--- start of Material supplied ---
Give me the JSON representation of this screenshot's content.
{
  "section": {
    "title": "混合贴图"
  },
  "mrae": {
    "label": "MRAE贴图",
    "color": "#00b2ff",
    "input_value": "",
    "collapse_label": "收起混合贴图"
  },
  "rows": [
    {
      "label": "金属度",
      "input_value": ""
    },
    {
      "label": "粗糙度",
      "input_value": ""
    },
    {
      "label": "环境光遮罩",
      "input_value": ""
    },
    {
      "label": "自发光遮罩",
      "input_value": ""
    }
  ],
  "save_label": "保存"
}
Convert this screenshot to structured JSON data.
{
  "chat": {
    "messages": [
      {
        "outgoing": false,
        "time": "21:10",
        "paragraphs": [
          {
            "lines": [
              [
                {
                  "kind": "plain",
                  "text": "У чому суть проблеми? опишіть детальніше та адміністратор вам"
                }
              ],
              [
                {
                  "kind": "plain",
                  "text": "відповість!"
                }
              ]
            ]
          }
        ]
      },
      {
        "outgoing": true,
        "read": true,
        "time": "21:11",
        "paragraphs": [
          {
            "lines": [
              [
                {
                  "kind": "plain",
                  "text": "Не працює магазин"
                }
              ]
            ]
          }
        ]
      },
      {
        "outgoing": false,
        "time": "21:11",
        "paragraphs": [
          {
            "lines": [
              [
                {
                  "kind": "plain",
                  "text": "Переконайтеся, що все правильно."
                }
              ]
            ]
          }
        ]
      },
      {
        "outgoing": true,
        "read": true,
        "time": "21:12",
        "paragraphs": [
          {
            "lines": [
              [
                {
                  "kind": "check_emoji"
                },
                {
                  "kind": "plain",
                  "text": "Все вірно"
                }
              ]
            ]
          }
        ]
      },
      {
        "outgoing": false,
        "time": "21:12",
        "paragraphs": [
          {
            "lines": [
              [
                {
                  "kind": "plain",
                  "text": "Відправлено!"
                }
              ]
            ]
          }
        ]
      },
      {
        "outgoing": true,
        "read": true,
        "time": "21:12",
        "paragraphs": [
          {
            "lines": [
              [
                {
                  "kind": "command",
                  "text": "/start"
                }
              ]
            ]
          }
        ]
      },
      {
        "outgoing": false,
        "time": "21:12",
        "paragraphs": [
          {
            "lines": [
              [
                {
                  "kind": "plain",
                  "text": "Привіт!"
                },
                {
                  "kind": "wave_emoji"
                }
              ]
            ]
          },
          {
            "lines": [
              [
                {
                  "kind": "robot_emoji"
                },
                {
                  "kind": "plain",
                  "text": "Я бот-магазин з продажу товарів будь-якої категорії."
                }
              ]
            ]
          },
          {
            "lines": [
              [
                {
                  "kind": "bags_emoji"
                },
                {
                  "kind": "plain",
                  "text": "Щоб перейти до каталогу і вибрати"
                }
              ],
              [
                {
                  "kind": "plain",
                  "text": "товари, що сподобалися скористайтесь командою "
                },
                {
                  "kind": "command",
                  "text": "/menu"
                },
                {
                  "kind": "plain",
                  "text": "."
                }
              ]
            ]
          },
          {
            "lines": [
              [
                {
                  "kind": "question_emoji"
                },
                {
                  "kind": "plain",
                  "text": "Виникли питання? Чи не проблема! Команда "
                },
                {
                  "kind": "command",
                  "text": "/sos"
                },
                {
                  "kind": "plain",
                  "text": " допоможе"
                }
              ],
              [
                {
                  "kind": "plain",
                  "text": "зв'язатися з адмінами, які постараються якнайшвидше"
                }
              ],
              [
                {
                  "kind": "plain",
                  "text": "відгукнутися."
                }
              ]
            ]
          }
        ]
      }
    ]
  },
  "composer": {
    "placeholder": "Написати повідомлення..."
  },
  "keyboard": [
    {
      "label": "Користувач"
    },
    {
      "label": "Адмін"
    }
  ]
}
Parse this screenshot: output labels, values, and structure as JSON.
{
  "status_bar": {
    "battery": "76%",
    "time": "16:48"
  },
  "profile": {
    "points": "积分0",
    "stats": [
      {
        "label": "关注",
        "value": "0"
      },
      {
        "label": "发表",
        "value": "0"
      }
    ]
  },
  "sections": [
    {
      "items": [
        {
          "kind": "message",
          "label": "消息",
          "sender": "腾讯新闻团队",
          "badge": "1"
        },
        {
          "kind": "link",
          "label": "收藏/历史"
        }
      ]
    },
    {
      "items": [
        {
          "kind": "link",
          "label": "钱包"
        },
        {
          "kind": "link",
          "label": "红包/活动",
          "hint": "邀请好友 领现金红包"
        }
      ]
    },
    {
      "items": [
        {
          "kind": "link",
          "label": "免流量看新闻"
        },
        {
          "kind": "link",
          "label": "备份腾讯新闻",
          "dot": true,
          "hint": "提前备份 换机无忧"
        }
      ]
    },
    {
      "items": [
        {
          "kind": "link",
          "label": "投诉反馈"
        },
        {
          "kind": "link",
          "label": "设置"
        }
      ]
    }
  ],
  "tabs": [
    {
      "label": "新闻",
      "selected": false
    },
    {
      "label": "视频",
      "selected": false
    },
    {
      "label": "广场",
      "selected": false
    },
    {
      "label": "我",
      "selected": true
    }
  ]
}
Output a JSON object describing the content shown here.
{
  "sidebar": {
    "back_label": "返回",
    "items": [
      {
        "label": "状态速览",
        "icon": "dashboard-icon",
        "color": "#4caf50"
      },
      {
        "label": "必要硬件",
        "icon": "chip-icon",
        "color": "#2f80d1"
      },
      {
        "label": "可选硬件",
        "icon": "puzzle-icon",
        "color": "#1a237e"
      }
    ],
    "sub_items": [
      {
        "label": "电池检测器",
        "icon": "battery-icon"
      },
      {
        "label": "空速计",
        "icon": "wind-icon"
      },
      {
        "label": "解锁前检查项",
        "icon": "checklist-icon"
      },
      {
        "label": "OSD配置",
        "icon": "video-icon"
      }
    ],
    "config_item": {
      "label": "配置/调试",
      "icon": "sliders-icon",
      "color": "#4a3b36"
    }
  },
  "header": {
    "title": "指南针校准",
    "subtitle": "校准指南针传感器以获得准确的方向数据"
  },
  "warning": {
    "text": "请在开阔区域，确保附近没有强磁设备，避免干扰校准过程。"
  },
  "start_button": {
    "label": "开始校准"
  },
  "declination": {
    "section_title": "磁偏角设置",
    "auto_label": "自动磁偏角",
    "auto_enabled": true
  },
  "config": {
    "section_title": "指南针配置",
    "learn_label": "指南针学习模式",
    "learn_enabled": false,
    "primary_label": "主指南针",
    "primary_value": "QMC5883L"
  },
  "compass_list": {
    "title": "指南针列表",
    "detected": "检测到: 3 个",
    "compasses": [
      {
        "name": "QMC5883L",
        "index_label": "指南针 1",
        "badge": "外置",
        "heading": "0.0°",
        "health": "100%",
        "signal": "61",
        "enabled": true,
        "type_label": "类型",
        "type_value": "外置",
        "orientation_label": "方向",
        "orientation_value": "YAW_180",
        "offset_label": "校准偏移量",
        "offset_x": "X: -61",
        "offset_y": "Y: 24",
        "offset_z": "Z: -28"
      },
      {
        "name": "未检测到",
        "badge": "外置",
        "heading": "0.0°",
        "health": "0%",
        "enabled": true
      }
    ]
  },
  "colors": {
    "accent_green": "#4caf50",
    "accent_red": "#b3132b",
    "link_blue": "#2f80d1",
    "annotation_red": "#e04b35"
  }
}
--- end of Material supplied ---
## [Exercise instructions]
Using the data above, repeat every line exactly.

## [Solution to this problem]
Give me the JSON representation of this screenshot's content.
{
  "section": {
    "title": "混合贴图"
  },
  "mrae": {
    "label": "MRAE贴图",
    "color": "#00b2ff",
    "input_value": "",
    "collapse_label": "收起混合贴图"
  },
  "rows": [
    {
      "label": "金属度",
      "input_value": ""
    },
    {
      "label": "粗糙度",
      "input_value": ""
    },
    {
      "label": "环境光遮罩",
      "input_value": ""
    },
    {
      "label": "自发光遮罩",
      "input_value": ""
    }
  ],
  "save_label": "保存"
}
Convert this screenshot to structured JSON data.
{
  "chat": {
    "messages": [
      {
        "outgoing": false,
        "time": "21:10",
        "paragraphs": [
          {
            "lines": [
              [
                {
                  "kind": "plain",
                  "text": "У чому суть проблеми? опишіть детальніше та адміністратор вам"
                }
              ],
              [
                {
                  "kind": "plain",
                  "text": "відповість!"
                }
              ]
            ]
          }
        ]
      },
      {
        "outgoing": true,
        "read": true,
        "time": "21:11",
        "paragraphs": [
          {
            "lines": [
              [
                {
                  "kind": "plain",
                  "text": "Не працює магазин"
                }
              ]
            ]
          }
        ]
      },
      {
        "outgoing": false,
        "time": "21:11",
        "paragraphs": [
          {
            "lines": [
              [
                {
                  "kind": "plain",
                  "text": "Переконайтеся, що все правильно."
                }
              ]
            ]
          }
        ]
      },
      {
        "outgoing": true,
        "read": true,
        "time": "21:12",
        "paragraphs": [
          {
            "lines": [
              [
                {
                  "kind": "check_emoji"
                },
                {
                  "kind": "plain",
                  "text": "Все вірно"
                }
              ]
            ]
          }
        ]
      },
      {
        "outgoing": false,
        "time": "21:12",
        "paragraphs": [
          {
            "lines": [
              [
                {
                  "kind": "plain",
                  "text": "Відправлено!"
                }
              ]
            ]
          }
        ]
      },
      {
        "outgoing": true,
        "read": true,
        "time": "21:12",
        "paragraphs": [
          {
            "lines": [
              [
                {
                  "kind": "command",
                  "text": "/start"
                }
              ]
            ]
          }
        ]
      },
      {
        "outgoing": false,
        "time": "21:12",
        "paragraphs": [
          {
            "lines": [
              [
                {
                  "kind": "plain",
                  "text": "Привіт!"
                },
                {
                  "kind": "wave_emoji"
                }
              ]
            ]
          },
          {
            "lines": [
              [
                {
                  "kind": "robot_emoji"
                },
                {
                  "kind": "plain",
                  "text": "Я бот-магазин з продажу товарів будь-якої категорії."
                }
              ]
            ]
          },
          {
            "lines": [
              [
                {
                  "kind": "bags_emoji"
                },
                {
                  "kind": "plain",
                  "text": "Щоб перейти до каталогу і вибрати"
                }
              ],
              [
                {
                  "kind": "plain",
                  "text": "товари, що сподобалися скористайтесь командою "
                },
                {
                  "kind": "command",
                  "text": "/menu"
                },
                {
                  "kind": "plain",
                  "text": "."
                }
              ]
            ]
          },
          {
            "lines": [
              [
                {
                  "kind": "question_emoji"
                },
                {
                  "kind": "plain",
                  "text": "Виникли питання? Чи не проблема! Команда "
                },
                {
                  "kind": "command",
                  "text": "/sos"
                },
                {
                  "kind": "plain",
                  "text": " допоможе"
                }
              ],
              [
                {
                  "kind": "plain",
                  "text": "зв'язатися з адмінами, які постараються якнайшвидше"
                }
              ],
              [
                {
                  "kind": "plain",
                  "text": "відгукнутися."
                }
              ]
            ]
          }
        ]
      }
    ]
  },
  "composer": {
    "placeholder": "Написати повідомлення..."
  },
  "keyboard": [
    {
      "label": "Користувач"
    },
    {
      "label": "Адмін"
    }
  ]
}
Parse this screenshot: output labels, values, and structure as JSON.
{
  "status_bar": {
    "battery": "76%",
    "time": "16:48"
  },
  "profile": {
    "points": "积分0",
    "stats": [
      {
        "label": "关注",
        "value": "0"
      },
      {
        "label": "发表",
        "value": "0"
      }
    ]
  },
  "sections": [
    {
      "items": [
        {
          "kind": "message",
          "label": "消息",
          "sender": "腾讯新闻团队",
          "badge": "1"
        },
        {
          "kind": "link",
          "label": "收藏/历史"
        }
      ]
    },
    {
      "items": [
        {
          "kind": "link",
          "label": "钱包"
        },
        {
          "kind": "link",
          "label": "红包/活动",
          "hint": "邀请好友 领现金红包"
        }
      ]
    },
    {
      "items": [
        {
          "kind": "link",
          "label": "免流量看新闻"
        },
        {
          "kind": "link",
          "label": "备份腾讯新闻",
          "dot": true,
          "hint": "提前备份 换机无忧"
        }
      ]
    },
    {
      "items": [
        {
          "kind": "link",
          "label": "投诉反馈"
        },
        {
          "kind": "link",
          "label": "设置"
        }
      ]
    }
  ],
  "tabs": [
    {
      "label": "新闻",
      "selected": false
    },
    {
      "label": "视频",
      "selected": false
    },
    {
      "label": "广场",
      "selected": false
    },
    {
      "label": "我",
      "selected": true
    }
  ]
}
Output a JSON object describing the content shown here.
{
  "sidebar": {
    "back_label": "返回",
    "items": [
      {
        "label": "状态速览",
        "icon": "dashboard-icon",
        "color": "#4caf50"
      },
      {
        "label": "必要硬件",
        "icon": "chip-icon",
        "color": "#2f80d1"
      },
      {
        "label": "可选硬件",
        "icon": "puzzle-icon",
        "color": "#1a237e"
      }
    ],
    "sub_items": [
      {
        "label": "电池检测器",
        "icon": "battery-icon"
      },
      {
        "label": "空速计",
        "icon": "wind-icon"
      },
      {
        "label": "解锁前检查项",
        "icon": "checklist-icon"
      },
      {
        "label": "OSD配置",
        "icon": "video-icon"
      }
    ],
    "config_item": {
      "label": "配置/调试",
      "icon": "sliders-icon",
      "color": "#4a3b36"
    }
  },
  "header": {
    "title": "指南针校准",
    "subtitle": "校准指南针传感器以获得准确的方向数据"
  },
  "warning": {
    "text": "请在开阔区域，确保附近没有强磁设备，避免干扰校准过程。"
  },
  "start_button": {
    "label": "开始校准"
  },
  "declination": {
    "section_title": "磁偏角设置",
    "auto_label": "自动磁偏角",
    "auto_enabled": true
  },
  "config": {
    "section_title": "指南针配置",
    "learn_label": "指南针学习模式",
    "learn_enabled": false,
    "primary_label": "主指南针",
    "primary_value": "QMC5883L"
  },
  "compass_list": {
    "title": "指南针列表",
    "detected": "检测到: 3 个",
    "compasses": [
      {
        "name": "QMC5883L",
        "index_label": "指南针 1",
        "badge": "外置",
        "heading": "0.0°",
        "health": "100%",
        "signal": "61",
        "enabled": true,
        "type_label": "类型",
        "type_value": "外置",
        "orientation_label": "方向",
        "orientation_value": "YAW_180",
        "offset_label": "校准偏移量",
        "offset_x": "X: -61",
        "offset_y": "Y: 24",
        "offset_z": "Z: -28"
      },
      {
        "name": "未检测到",
        "badge": "外置",
        "heading": "0.0°",
        "health": "0%",
        "enabled": true
      }
    ]
  },
  "colors": {
    "accent_green": "#4caf50",
    "accent_red": "#b3132b",
    "link_blue": "#2f80d1",
    "annotation_red": "#e04b35"
  }
}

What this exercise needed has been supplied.